■ DIRECTIONS
Transcribe the entries below exactly; leave every image out.

==== RAW RECORDS ====

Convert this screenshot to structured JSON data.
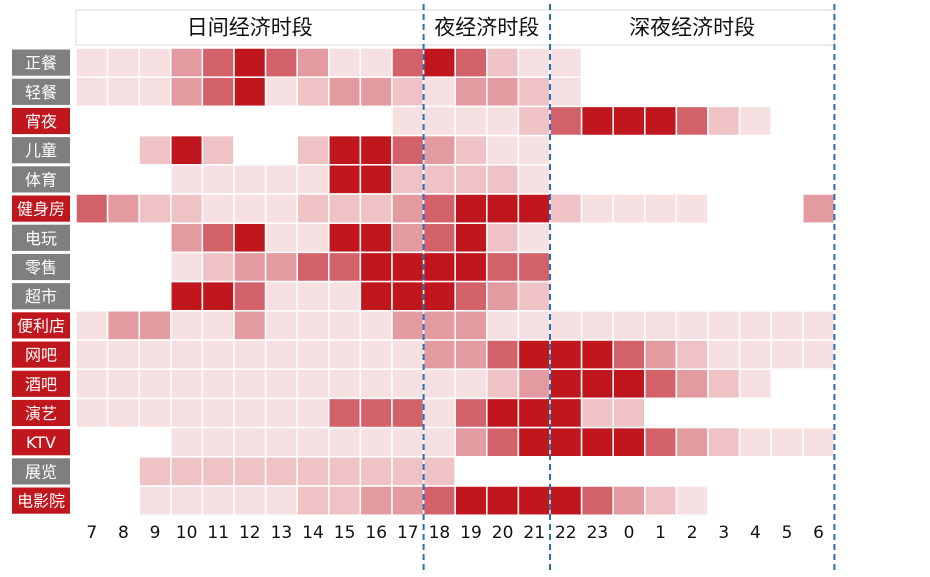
{
  "chart_data": {
    "type": "heatmap",
    "title": "",
    "xlabel": "",
    "ylabel": "",
    "sections": [
      {
        "label": "日间经济时段",
        "cols": [
          0,
          10
        ]
      },
      {
        "label": "夜经济时段",
        "cols": [
          11,
          14
        ]
      },
      {
        "label": "深夜经济时段",
        "cols": [
          15,
          23
        ]
      }
    ],
    "x": [
      "7",
      "8",
      "9",
      "10",
      "11",
      "12",
      "13",
      "14",
      "15",
      "16",
      "17",
      "18",
      "19",
      "20",
      "21",
      "22",
      "23",
      "0",
      "1",
      "2",
      "3",
      "4",
      "5",
      "6"
    ],
    "rows": [
      "正餐",
      "轻餐",
      "宵夜",
      "儿童",
      "体育",
      "健身房",
      "电玩",
      "零售",
      "超市",
      "便利店",
      "网吧",
      "酒吧",
      "演艺",
      "KTV",
      "展览",
      "电影院"
    ],
    "row_label_colors": {
      "gray": "#7f7f7f",
      "red": "#c0161d",
      "red_rows": [
        "宵夜",
        "健身房",
        "便利店",
        "网吧",
        "酒吧",
        "演艺",
        "KTV",
        "电影院"
      ]
    },
    "intensity_scale": "0 = empty, 1 = lightest pink, 5 = darkest red",
    "colors": [
      "#ffffff",
      "#f6e0e1",
      "#efc3c5",
      "#e39aa0",
      "#d2616a",
      "#c0161d"
    ],
    "values": [
      [
        1,
        1,
        1,
        3,
        4,
        5,
        4,
        3,
        1,
        1,
        4,
        5,
        4,
        2,
        1,
        1,
        0,
        0,
        0,
        0,
        0,
        0,
        0,
        0
      ],
      [
        1,
        1,
        1,
        3,
        4,
        5,
        1,
        2,
        3,
        3,
        2,
        1,
        3,
        3,
        2,
        1,
        0,
        0,
        0,
        0,
        0,
        0,
        0,
        0
      ],
      [
        0,
        0,
        0,
        0,
        0,
        0,
        0,
        0,
        0,
        0,
        1,
        1,
        1,
        1,
        2,
        4,
        5,
        5,
        5,
        4,
        2,
        1,
        0,
        0
      ],
      [
        0,
        0,
        2,
        5,
        2,
        0,
        0,
        2,
        5,
        5,
        4,
        3,
        2,
        1,
        1,
        0,
        0,
        0,
        0,
        0,
        0,
        0,
        0,
        0
      ],
      [
        0,
        0,
        0,
        1,
        1,
        1,
        1,
        1,
        5,
        5,
        2,
        2,
        2,
        2,
        1,
        0,
        0,
        0,
        0,
        0,
        0,
        0,
        0,
        0
      ],
      [
        4,
        3,
        2,
        2,
        1,
        1,
        1,
        2,
        2,
        2,
        3,
        4,
        5,
        5,
        5,
        2,
        1,
        1,
        1,
        1,
        0,
        0,
        0,
        3
      ],
      [
        0,
        0,
        0,
        3,
        4,
        5,
        1,
        1,
        5,
        5,
        3,
        4,
        5,
        2,
        1,
        0,
        0,
        0,
        0,
        0,
        0,
        0,
        0,
        0
      ],
      [
        0,
        0,
        0,
        1,
        2,
        3,
        3,
        4,
        4,
        5,
        5,
        5,
        5,
        4,
        4,
        0,
        0,
        0,
        0,
        0,
        0,
        0,
        0,
        0
      ],
      [
        0,
        0,
        0,
        5,
        5,
        4,
        1,
        1,
        1,
        5,
        5,
        5,
        4,
        3,
        2,
        0,
        0,
        0,
        0,
        0,
        0,
        0,
        0,
        0
      ],
      [
        1,
        3,
        3,
        1,
        1,
        3,
        1,
        1,
        1,
        1,
        3,
        3,
        3,
        1,
        1,
        1,
        1,
        1,
        1,
        1,
        1,
        1,
        1,
        1
      ],
      [
        1,
        1,
        1,
        1,
        1,
        1,
        1,
        1,
        1,
        1,
        1,
        3,
        3,
        4,
        5,
        5,
        5,
        4,
        3,
        2,
        1,
        1,
        1,
        1
      ],
      [
        1,
        1,
        1,
        1,
        1,
        1,
        1,
        1,
        1,
        1,
        1,
        1,
        1,
        2,
        3,
        5,
        5,
        5,
        4,
        3,
        2,
        1,
        0,
        0
      ],
      [
        1,
        1,
        1,
        1,
        1,
        1,
        1,
        1,
        4,
        4,
        4,
        1,
        4,
        5,
        5,
        5,
        2,
        2,
        0,
        0,
        0,
        0,
        0,
        0
      ],
      [
        0,
        0,
        0,
        1,
        1,
        1,
        1,
        1,
        1,
        1,
        1,
        1,
        3,
        4,
        5,
        5,
        5,
        5,
        4,
        3,
        2,
        1,
        1,
        1
      ],
      [
        0,
        0,
        2,
        2,
        2,
        2,
        2,
        2,
        2,
        2,
        2,
        2,
        0,
        0,
        0,
        0,
        0,
        0,
        0,
        0,
        0,
        0,
        0,
        0
      ],
      [
        0,
        0,
        1,
        1,
        1,
        1,
        1,
        2,
        2,
        3,
        3,
        4,
        5,
        5,
        5,
        5,
        4,
        3,
        2,
        1,
        0,
        0,
        0,
        0
      ]
    ]
  }
}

====

■ WRITTEN REPLY
Convert this screenshot to structured JSON data.
{
  "chart_data": {
    "type": "heatmap",
    "title": "",
    "xlabel": "",
    "ylabel": "",
    "sections": [
      {
        "label": "日间经济时段",
        "cols": [
          0,
          10
        ]
      },
      {
        "label": "夜经济时段",
        "cols": [
          11,
          14
        ]
      },
      {
        "label": "深夜经济时段",
        "cols": [
          15,
          23
        ]
      }
    ],
    "x": [
      "7",
      "8",
      "9",
      "10",
      "11",
      "12",
      "13",
      "14",
      "15",
      "16",
      "17",
      "18",
      "19",
      "20",
      "21",
      "22",
      "23",
      "0",
      "1",
      "2",
      "3",
      "4",
      "5",
      "6"
    ],
    "rows": [
      "正餐",
      "轻餐",
      "宵夜",
      "儿童",
      "体育",
      "健身房",
      "电玩",
      "零售",
      "超市",
      "便利店",
      "网吧",
      "酒吧",
      "演艺",
      "KTV",
      "展览",
      "电影院"
    ],
    "row_label_colors": {
      "gray": "#7f7f7f",
      "red": "#c0161d",
      "red_rows": [
        "宵夜",
        "健身房",
        "便利店",
        "网吧",
        "酒吧",
        "演艺",
        "KTV",
        "电影院"
      ]
    },
    "intensity_scale": "0 = empty, 1 = lightest pink, 5 = darkest red",
    "colors": [
      "#ffffff",
      "#f6e0e1",
      "#efc3c5",
      "#e39aa0",
      "#d2616a",
      "#c0161d"
    ],
    "values": [
      [
        1,
        1,
        1,
        3,
        4,
        5,
        4,
        3,
        1,
        1,
        4,
        5,
        4,
        2,
        1,
        1,
        0,
        0,
        0,
        0,
        0,
        0,
        0,
        0
      ],
      [
        1,
        1,
        1,
        3,
        4,
        5,
        1,
        2,
        3,
        3,
        2,
        1,
        3,
        3,
        2,
        1,
        0,
        0,
        0,
        0,
        0,
        0,
        0,
        0
      ],
      [
        0,
        0,
        0,
        0,
        0,
        0,
        0,
        0,
        0,
        0,
        1,
        1,
        1,
        1,
        2,
        4,
        5,
        5,
        5,
        4,
        2,
        1,
        0,
        0
      ],
      [
        0,
        0,
        2,
        5,
        2,
        0,
        0,
        2,
        5,
        5,
        4,
        3,
        2,
        1,
        1,
        0,
        0,
        0,
        0,
        0,
        0,
        0,
        0,
        0
      ],
      [
        0,
        0,
        0,
        1,
        1,
        1,
        1,
        1,
        5,
        5,
        2,
        2,
        2,
        2,
        1,
        0,
        0,
        0,
        0,
        0,
        0,
        0,
        0,
        0
      ],
      [
        4,
        3,
        2,
        2,
        1,
        1,
        1,
        2,
        2,
        2,
        3,
        4,
        5,
        5,
        5,
        2,
        1,
        1,
        1,
        1,
        0,
        0,
        0,
        3
      ],
      [
        0,
        0,
        0,
        3,
        4,
        5,
        1,
        1,
        5,
        5,
        3,
        4,
        5,
        2,
        1,
        0,
        0,
        0,
        0,
        0,
        0,
        0,
        0,
        0
      ],
      [
        0,
        0,
        0,
        1,
        2,
        3,
        3,
        4,
        4,
        5,
        5,
        5,
        5,
        4,
        4,
        0,
        0,
        0,
        0,
        0,
        0,
        0,
        0,
        0
      ],
      [
        0,
        0,
        0,
        5,
        5,
        4,
        1,
        1,
        1,
        5,
        5,
        5,
        4,
        3,
        2,
        0,
        0,
        0,
        0,
        0,
        0,
        0,
        0,
        0
      ],
      [
        1,
        3,
        3,
        1,
        1,
        3,
        1,
        1,
        1,
        1,
        3,
        3,
        3,
        1,
        1,
        1,
        1,
        1,
        1,
        1,
        1,
        1,
        1,
        1
      ],
      [
        1,
        1,
        1,
        1,
        1,
        1,
        1,
        1,
        1,
        1,
        1,
        3,
        3,
        4,
        5,
        5,
        5,
        4,
        3,
        2,
        1,
        1,
        1,
        1
      ],
      [
        1,
        1,
        1,
        1,
        1,
        1,
        1,
        1,
        1,
        1,
        1,
        1,
        1,
        2,
        3,
        5,
        5,
        5,
        4,
        3,
        2,
        1,
        0,
        0
      ],
      [
        1,
        1,
        1,
        1,
        1,
        1,
        1,
        1,
        4,
        4,
        4,
        1,
        4,
        5,
        5,
        5,
        2,
        2,
        0,
        0,
        0,
        0,
        0,
        0
      ],
      [
        0,
        0,
        0,
        1,
        1,
        1,
        1,
        1,
        1,
        1,
        1,
        1,
        3,
        4,
        5,
        5,
        5,
        5,
        4,
        3,
        2,
        1,
        1,
        1
      ],
      [
        0,
        0,
        2,
        2,
        2,
        2,
        2,
        2,
        2,
        2,
        2,
        2,
        0,
        0,
        0,
        0,
        0,
        0,
        0,
        0,
        0,
        0,
        0,
        0
      ],
      [
        0,
        0,
        1,
        1,
        1,
        1,
        1,
        2,
        2,
        3,
        3,
        4,
        5,
        5,
        5,
        5,
        4,
        3,
        2,
        1,
        0,
        0,
        0,
        0
      ]
    ]
  }
}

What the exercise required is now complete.